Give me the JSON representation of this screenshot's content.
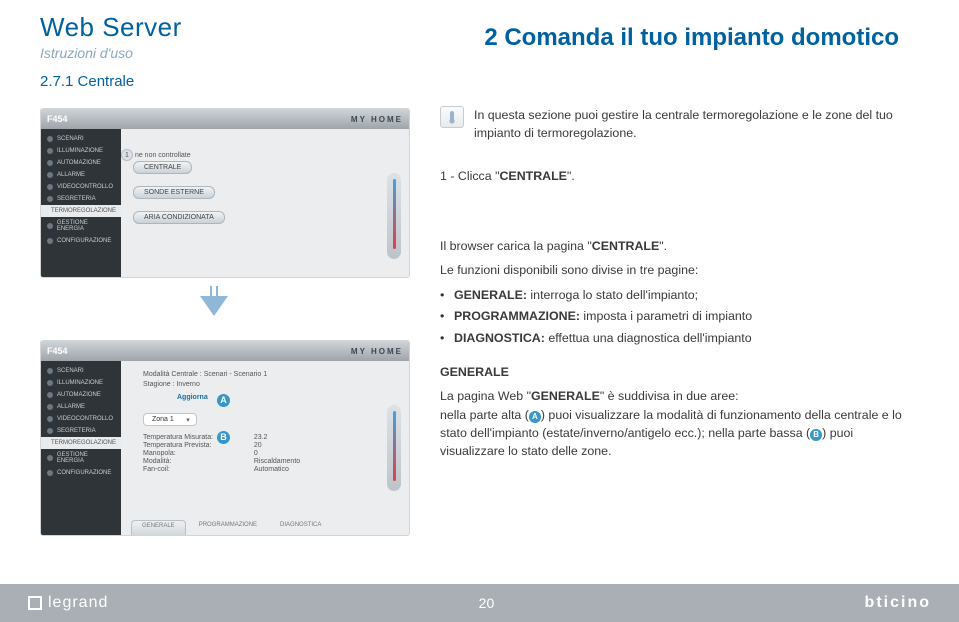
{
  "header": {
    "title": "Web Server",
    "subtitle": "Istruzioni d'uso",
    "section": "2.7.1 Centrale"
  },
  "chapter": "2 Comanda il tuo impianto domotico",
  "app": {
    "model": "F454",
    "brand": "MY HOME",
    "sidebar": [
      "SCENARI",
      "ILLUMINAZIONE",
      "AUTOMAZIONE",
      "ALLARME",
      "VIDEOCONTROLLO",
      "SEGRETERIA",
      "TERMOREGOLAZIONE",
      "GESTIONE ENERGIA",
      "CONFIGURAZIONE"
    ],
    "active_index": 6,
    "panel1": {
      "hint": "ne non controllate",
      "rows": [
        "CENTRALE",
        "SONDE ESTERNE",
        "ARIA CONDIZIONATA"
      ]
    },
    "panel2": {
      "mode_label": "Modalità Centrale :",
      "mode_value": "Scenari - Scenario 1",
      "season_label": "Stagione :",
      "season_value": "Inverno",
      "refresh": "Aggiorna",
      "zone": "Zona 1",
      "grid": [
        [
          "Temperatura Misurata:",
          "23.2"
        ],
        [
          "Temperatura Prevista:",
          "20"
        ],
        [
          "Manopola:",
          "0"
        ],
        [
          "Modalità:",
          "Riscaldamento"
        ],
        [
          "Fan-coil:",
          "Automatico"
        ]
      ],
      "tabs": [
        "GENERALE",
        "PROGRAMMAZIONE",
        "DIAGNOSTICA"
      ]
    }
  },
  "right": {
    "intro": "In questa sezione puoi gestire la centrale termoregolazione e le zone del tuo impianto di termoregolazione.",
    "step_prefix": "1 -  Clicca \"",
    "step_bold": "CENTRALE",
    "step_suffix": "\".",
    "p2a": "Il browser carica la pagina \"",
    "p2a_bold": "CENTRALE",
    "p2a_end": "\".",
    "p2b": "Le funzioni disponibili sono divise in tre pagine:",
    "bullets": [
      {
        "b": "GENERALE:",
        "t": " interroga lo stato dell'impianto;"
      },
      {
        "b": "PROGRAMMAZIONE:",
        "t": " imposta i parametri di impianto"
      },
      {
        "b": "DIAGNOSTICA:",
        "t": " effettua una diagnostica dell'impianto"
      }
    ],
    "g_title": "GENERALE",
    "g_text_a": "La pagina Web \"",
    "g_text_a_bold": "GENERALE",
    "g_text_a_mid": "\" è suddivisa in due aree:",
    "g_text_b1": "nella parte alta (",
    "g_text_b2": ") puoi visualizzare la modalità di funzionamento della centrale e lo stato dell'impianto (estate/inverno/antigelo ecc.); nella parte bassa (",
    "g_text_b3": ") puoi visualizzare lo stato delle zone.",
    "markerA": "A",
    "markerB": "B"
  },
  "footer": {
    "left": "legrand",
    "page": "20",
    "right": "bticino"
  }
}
┄┄┄┄┄┄┄┄┄┄┄┄┄┄┄┄┄┄┄┄
Task requirements:
Review the preceding data and report every line that includes the string "parte".

Written response:
    "g_text_b1": "nella parte alta (",
    "g_text_b2": ") puoi visualizzare la modalità di funzionamento della centrale e lo stato dell'impianto (estate/inverno/antigelo ecc.); nella parte bassa (",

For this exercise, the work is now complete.